- WHAT TO WORK ON -
Copy the records verbatim, from their first line up to and including the line that contains "60, 316, 88]".

-- INPUT MATERIAL start --

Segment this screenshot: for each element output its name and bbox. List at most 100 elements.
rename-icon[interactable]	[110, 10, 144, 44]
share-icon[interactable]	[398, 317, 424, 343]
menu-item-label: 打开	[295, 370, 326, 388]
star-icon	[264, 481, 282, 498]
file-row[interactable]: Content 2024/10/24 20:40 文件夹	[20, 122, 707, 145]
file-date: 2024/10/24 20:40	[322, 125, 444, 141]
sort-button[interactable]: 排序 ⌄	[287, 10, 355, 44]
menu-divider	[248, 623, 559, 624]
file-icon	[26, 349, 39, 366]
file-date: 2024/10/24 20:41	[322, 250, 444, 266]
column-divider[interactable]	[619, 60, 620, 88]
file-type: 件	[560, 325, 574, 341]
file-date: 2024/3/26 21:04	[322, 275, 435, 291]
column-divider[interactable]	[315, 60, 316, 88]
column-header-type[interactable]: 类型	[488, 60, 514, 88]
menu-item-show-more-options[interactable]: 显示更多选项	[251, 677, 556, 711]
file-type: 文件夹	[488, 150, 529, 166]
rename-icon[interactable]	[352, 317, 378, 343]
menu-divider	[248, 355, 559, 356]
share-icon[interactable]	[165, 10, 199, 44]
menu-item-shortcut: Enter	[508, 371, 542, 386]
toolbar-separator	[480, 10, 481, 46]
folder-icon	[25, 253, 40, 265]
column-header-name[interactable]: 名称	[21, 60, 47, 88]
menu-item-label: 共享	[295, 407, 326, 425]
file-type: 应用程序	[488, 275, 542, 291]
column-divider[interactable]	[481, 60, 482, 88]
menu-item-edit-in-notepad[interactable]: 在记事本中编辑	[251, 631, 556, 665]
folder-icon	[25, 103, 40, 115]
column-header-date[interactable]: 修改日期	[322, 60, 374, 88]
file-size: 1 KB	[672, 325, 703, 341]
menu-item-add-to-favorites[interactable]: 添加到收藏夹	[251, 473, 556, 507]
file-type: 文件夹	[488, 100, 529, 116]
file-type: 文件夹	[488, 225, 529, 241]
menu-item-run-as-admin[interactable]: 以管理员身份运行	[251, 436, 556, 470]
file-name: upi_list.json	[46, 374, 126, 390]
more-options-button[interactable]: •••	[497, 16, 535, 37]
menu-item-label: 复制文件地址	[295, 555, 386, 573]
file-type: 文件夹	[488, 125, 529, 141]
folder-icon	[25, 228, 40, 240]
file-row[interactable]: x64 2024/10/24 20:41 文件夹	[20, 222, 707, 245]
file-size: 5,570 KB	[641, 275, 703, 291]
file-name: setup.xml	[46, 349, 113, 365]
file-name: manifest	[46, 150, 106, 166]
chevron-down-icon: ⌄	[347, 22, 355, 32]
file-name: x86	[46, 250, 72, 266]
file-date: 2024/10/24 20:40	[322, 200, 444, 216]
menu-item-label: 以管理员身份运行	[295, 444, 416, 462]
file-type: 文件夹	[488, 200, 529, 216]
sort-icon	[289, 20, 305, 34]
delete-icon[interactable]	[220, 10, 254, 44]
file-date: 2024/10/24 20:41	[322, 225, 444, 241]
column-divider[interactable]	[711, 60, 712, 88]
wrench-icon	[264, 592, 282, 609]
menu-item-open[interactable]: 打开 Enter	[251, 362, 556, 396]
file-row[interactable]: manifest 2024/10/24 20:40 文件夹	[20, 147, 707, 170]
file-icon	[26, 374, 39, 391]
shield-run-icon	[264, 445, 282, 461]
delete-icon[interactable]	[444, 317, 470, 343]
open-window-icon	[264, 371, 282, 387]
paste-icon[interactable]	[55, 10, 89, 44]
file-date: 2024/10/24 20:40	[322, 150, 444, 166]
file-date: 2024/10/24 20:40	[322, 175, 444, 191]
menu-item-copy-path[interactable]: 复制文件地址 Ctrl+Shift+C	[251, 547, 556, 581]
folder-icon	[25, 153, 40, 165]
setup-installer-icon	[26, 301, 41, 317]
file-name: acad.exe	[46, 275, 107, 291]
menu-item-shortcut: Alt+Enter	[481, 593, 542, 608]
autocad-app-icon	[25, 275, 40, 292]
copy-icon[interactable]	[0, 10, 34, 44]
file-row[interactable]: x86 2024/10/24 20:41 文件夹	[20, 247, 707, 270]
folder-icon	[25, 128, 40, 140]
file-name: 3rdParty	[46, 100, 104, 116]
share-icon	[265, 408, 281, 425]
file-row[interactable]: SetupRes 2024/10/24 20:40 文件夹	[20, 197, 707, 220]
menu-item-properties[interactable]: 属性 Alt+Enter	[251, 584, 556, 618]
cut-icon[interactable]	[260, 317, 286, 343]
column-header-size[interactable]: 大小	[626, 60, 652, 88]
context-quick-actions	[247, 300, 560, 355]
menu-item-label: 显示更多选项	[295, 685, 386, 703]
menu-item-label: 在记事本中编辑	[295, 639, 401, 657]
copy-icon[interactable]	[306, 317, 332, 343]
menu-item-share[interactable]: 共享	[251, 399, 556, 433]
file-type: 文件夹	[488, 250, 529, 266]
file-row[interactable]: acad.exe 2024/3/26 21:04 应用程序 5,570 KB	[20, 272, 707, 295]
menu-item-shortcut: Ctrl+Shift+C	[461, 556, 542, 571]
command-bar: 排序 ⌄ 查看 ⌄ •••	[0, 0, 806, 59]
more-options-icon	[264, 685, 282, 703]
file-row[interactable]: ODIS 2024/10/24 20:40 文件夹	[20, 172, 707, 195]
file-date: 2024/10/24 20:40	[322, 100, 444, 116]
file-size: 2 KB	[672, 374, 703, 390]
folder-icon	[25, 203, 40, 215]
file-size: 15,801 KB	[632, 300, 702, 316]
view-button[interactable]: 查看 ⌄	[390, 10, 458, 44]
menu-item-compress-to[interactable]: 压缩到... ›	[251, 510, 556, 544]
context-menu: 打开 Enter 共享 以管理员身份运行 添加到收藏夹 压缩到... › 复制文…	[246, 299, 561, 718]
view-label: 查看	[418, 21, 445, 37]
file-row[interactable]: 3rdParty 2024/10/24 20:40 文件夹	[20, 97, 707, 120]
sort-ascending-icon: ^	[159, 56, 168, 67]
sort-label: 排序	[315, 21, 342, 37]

-- INPUT MATERIAL end --

- SOLUTION TO THE PROBLEM -
Segment this screenshot: for each element output its name and bbox. List at most 100 elements.
rename-icon[interactable]	[110, 10, 144, 44]
share-icon[interactable]	[398, 317, 424, 343]
menu-item-label: 打开	[295, 370, 326, 388]
star-icon	[264, 481, 282, 498]
file-row[interactable]: Content 2024/10/24 20:40 文件夹	[20, 122, 707, 145]
file-date: 2024/10/24 20:40	[322, 125, 444, 141]
sort-button[interactable]: 排序 ⌄	[287, 10, 355, 44]
menu-divider	[248, 623, 559, 624]
file-icon	[26, 349, 39, 366]
file-date: 2024/10/24 20:41	[322, 250, 444, 266]
column-divider[interactable]	[619, 60, 620, 88]
file-type: 件	[560, 325, 574, 341]
file-date: 2024/3/26 21:04	[322, 275, 435, 291]
column-divider[interactable]	[315, 60, 316, 88]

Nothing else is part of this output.